### Listed records
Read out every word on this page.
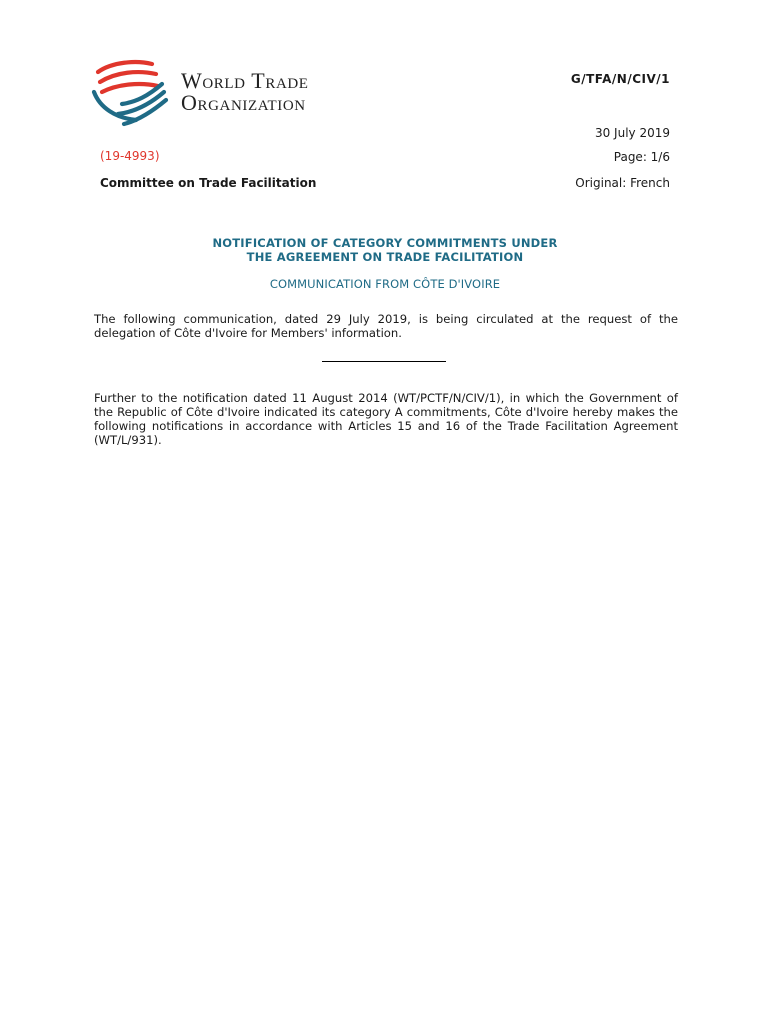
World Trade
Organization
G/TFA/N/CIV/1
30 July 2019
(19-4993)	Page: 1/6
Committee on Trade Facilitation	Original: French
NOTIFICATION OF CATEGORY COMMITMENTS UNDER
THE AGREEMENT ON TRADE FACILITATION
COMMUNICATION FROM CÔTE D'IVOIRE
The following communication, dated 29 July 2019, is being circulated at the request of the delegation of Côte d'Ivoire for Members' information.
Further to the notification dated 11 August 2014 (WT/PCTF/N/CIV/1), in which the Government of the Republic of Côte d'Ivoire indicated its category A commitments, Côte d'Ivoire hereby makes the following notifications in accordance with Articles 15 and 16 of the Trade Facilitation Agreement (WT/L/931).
---
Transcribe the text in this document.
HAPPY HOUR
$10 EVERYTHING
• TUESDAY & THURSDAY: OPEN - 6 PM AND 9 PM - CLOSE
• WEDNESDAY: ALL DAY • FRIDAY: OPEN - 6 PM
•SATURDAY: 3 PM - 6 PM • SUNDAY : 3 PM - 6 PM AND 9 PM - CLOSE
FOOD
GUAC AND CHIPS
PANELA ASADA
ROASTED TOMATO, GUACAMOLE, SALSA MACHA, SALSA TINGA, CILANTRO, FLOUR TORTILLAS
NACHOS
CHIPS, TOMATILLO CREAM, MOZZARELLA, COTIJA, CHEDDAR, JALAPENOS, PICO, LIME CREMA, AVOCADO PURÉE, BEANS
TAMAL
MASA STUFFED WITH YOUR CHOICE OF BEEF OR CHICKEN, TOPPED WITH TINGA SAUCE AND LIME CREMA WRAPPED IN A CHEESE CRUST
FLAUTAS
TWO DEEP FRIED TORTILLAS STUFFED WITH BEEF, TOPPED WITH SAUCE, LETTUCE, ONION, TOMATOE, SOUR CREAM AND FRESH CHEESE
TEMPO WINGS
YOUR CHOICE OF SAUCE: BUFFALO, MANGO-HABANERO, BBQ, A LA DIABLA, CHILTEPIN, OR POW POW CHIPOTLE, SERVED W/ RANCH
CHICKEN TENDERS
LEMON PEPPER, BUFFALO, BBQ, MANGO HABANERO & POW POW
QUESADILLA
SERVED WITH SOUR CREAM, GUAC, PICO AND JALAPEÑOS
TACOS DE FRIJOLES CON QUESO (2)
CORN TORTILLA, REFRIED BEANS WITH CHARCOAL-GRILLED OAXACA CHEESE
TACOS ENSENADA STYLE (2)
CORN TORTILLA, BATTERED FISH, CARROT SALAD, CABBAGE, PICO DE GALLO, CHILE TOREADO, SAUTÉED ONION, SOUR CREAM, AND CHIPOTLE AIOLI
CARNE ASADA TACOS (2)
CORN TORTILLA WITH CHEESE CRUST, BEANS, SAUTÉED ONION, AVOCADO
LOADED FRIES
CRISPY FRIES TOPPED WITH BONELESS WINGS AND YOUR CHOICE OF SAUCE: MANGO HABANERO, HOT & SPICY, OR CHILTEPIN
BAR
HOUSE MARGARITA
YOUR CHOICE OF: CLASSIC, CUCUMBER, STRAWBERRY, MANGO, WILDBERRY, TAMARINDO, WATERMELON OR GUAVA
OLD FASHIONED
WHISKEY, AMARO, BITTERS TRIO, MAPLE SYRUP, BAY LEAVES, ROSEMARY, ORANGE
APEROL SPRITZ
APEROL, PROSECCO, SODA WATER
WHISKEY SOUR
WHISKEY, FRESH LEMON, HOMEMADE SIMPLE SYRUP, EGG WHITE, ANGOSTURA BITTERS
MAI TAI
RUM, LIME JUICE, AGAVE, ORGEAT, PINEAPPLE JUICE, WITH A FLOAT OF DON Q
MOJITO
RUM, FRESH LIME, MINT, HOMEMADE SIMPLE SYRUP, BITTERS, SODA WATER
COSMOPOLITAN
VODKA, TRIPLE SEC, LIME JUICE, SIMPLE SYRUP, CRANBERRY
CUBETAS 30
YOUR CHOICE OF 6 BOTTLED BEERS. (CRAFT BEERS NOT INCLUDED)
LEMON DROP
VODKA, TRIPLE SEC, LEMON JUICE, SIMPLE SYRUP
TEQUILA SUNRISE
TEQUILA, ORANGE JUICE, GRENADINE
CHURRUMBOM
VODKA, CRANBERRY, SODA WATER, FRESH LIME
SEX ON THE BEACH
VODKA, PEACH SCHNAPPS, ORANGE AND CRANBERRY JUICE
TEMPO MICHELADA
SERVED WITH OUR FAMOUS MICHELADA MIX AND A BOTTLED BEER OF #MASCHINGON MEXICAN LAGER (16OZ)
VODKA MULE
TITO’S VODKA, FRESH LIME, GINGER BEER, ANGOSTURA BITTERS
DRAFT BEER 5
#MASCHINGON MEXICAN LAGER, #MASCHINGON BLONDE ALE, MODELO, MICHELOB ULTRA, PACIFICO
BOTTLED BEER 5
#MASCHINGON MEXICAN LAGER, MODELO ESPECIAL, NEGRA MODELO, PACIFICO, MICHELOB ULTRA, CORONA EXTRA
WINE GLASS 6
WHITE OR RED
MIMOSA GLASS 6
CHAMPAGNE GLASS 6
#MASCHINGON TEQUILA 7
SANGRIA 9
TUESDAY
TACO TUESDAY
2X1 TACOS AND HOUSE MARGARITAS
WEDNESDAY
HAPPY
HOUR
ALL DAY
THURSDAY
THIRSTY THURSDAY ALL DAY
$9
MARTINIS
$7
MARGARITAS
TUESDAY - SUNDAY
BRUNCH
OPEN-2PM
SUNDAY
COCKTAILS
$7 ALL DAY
* * *
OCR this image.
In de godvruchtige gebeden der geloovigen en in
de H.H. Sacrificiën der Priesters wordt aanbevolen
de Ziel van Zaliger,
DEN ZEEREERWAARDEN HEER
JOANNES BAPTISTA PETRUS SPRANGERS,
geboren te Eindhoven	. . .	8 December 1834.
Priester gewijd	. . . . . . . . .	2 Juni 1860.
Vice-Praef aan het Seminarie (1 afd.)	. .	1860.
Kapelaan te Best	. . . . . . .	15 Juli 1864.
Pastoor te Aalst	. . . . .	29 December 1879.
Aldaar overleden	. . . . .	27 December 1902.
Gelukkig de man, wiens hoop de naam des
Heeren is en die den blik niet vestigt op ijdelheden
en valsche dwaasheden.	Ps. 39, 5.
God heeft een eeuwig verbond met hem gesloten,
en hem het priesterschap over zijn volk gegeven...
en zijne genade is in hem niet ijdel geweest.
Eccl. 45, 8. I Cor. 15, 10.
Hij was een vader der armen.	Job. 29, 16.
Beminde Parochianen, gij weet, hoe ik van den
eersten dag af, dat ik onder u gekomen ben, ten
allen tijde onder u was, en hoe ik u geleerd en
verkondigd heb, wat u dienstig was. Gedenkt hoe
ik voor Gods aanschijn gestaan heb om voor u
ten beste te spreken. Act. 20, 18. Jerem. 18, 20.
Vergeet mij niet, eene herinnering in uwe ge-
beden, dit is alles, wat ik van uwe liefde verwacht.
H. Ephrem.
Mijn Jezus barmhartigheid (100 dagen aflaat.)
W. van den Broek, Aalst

### Task brief
State only the number of lines in these entries that contain "THURSDAY".

### Output below
3